RECORDS FOR THE TASK:
[start]

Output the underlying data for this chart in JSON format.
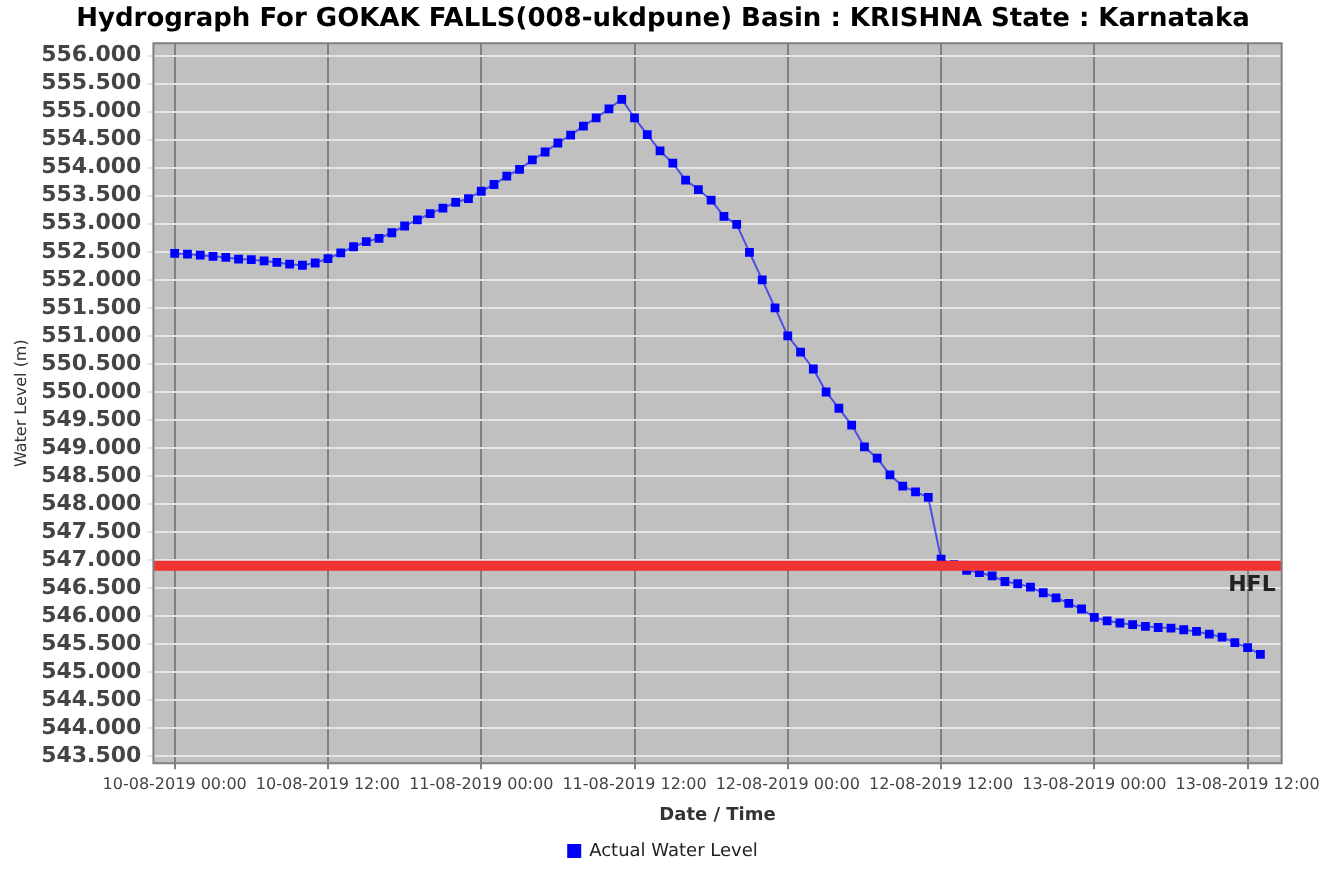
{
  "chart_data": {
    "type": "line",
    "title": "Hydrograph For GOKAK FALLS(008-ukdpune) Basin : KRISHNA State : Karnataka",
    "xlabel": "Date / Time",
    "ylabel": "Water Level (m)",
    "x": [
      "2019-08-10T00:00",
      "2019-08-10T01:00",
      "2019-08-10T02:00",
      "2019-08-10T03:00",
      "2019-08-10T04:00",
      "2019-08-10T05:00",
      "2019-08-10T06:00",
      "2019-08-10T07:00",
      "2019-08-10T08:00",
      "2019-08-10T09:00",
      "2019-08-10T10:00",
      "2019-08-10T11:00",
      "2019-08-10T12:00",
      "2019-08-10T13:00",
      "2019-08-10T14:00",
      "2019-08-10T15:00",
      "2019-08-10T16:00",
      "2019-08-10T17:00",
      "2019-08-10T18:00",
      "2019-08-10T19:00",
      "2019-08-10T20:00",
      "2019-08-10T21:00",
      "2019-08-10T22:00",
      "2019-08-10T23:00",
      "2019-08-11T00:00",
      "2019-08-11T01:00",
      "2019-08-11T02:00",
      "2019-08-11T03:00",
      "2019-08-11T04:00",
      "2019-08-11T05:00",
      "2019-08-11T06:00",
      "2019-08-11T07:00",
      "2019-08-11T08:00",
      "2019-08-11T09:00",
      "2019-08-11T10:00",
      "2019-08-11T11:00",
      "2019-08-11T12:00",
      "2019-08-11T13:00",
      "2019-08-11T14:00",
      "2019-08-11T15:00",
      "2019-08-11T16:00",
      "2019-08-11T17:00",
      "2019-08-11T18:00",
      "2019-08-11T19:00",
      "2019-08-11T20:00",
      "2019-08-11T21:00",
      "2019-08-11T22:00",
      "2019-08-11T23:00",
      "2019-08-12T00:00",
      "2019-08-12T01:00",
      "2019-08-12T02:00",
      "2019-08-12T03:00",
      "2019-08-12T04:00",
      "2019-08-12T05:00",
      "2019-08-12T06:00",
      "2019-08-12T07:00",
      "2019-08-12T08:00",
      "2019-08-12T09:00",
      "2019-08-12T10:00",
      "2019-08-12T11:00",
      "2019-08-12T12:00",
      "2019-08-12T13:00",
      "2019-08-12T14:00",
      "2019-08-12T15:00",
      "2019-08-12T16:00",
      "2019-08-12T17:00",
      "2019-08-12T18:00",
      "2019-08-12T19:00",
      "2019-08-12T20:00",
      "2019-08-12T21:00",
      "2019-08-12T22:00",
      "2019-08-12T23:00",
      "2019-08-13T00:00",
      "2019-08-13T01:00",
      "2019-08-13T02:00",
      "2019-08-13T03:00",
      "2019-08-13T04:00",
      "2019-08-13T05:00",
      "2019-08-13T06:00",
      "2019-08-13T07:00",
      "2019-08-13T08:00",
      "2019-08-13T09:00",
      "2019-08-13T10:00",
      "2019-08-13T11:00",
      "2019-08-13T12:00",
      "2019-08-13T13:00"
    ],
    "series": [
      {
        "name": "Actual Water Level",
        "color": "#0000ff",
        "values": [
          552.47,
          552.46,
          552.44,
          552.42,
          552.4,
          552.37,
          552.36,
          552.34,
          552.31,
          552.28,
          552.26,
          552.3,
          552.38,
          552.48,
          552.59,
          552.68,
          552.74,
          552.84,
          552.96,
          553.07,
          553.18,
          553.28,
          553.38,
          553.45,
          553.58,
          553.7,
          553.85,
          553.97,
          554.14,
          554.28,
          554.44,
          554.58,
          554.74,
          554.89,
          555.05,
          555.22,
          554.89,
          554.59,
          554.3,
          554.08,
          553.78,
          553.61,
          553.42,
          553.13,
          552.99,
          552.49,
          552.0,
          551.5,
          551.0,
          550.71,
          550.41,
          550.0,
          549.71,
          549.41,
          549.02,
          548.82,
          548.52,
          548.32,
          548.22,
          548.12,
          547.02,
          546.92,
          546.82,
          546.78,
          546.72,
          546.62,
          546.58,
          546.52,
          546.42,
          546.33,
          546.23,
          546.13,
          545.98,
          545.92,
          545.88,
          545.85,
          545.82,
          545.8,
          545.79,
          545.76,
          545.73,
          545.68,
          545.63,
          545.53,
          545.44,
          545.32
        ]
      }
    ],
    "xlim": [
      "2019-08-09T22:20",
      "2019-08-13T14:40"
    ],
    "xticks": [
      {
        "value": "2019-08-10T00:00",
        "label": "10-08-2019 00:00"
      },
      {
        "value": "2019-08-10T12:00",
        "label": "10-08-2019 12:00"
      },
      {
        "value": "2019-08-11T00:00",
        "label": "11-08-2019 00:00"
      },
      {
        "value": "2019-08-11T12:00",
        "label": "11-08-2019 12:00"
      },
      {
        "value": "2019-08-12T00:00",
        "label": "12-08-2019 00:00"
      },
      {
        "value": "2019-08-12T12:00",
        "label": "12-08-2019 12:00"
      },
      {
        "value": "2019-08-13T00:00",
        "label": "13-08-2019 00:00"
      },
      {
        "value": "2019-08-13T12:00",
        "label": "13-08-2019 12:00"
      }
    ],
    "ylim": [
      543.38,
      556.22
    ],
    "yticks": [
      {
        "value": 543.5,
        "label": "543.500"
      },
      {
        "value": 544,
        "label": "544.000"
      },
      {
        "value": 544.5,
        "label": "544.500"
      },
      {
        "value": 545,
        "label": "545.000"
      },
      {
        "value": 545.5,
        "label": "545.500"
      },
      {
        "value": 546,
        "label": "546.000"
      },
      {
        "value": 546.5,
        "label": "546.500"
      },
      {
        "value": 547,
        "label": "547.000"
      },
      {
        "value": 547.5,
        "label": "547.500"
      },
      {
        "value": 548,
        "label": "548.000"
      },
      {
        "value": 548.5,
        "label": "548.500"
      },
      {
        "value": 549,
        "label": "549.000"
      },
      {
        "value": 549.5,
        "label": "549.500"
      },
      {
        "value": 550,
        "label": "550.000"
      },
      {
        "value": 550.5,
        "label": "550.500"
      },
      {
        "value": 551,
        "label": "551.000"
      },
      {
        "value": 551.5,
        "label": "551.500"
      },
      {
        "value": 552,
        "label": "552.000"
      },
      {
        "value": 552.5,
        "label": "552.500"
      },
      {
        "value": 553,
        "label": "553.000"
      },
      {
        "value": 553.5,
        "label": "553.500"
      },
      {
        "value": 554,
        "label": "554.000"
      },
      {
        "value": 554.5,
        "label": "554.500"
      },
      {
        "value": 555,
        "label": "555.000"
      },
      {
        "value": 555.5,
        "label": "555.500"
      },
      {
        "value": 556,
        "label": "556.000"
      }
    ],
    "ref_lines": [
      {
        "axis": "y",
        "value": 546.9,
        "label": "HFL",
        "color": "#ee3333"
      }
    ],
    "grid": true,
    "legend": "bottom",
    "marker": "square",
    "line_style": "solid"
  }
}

[end]

Write out every line of the entries that holds the word "Water".

    "ylabel": "Water Level (m)",
        "name": "Actual Water Level",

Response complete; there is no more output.